Your objective:
From the entries below, report how many lines contain the string "JSON". Give only that number.

— Begin Input —

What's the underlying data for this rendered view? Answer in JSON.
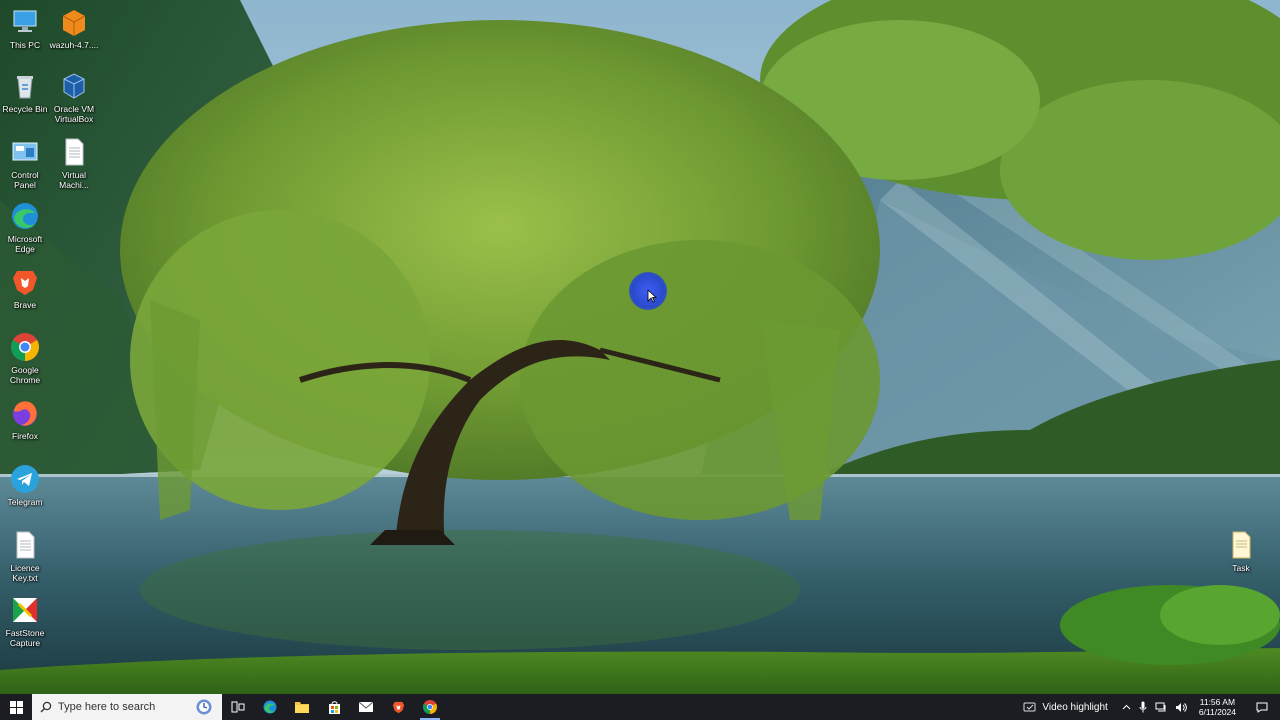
{
  "desktop": {
    "icons_left_col1": [
      {
        "id": "this-pc",
        "label": "This PC"
      },
      {
        "id": "recycle-bin",
        "label": "Recycle Bin"
      },
      {
        "id": "control-panel",
        "label": "Control Panel"
      },
      {
        "id": "edge",
        "label": "Microsoft Edge"
      },
      {
        "id": "brave",
        "label": "Brave"
      },
      {
        "id": "chrome",
        "label": "Google Chrome"
      },
      {
        "id": "firefox",
        "label": "Firefox"
      },
      {
        "id": "telegram",
        "label": "Telegram"
      },
      {
        "id": "licence",
        "label": "Licence Key.txt"
      },
      {
        "id": "faststone",
        "label": "FastStone Capture"
      }
    ],
    "icons_left_col2": [
      {
        "id": "wazuh",
        "label": "wazuh-4.7...."
      },
      {
        "id": "virtualbox",
        "label": "Oracle VM VirtualBox"
      },
      {
        "id": "virtual-machine",
        "label": "Virtual Machi..."
      }
    ],
    "icon_right": {
      "id": "task",
      "label": "Task"
    }
  },
  "taskbar": {
    "search_placeholder": "Type here to search",
    "video_highlight": "Video highlight",
    "time": "11:56 AM",
    "date": "6/11/2024"
  },
  "colors": {
    "taskbar_bg": "#1b1d22",
    "accent": "#8ab4f8",
    "cursor_halo": "#2a48e8"
  }
}
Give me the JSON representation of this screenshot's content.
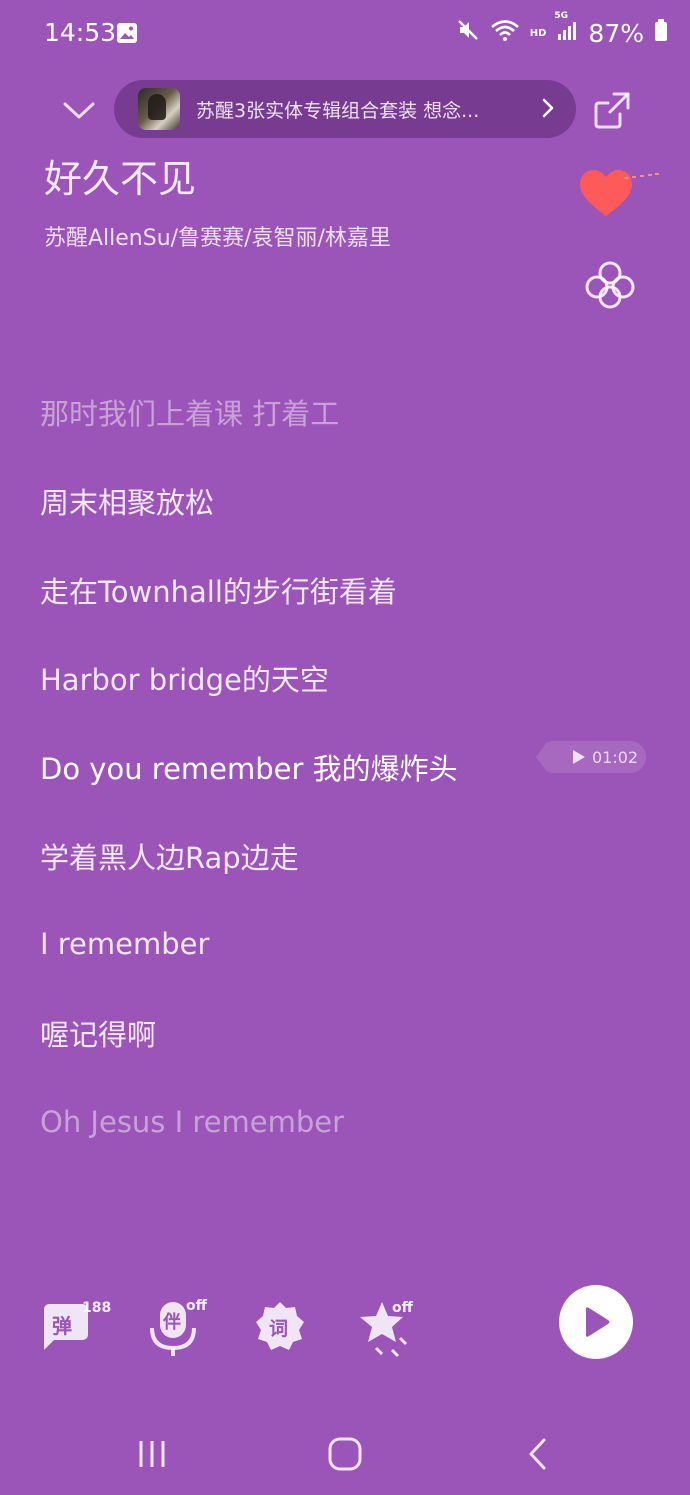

— End Input —

Result below:
2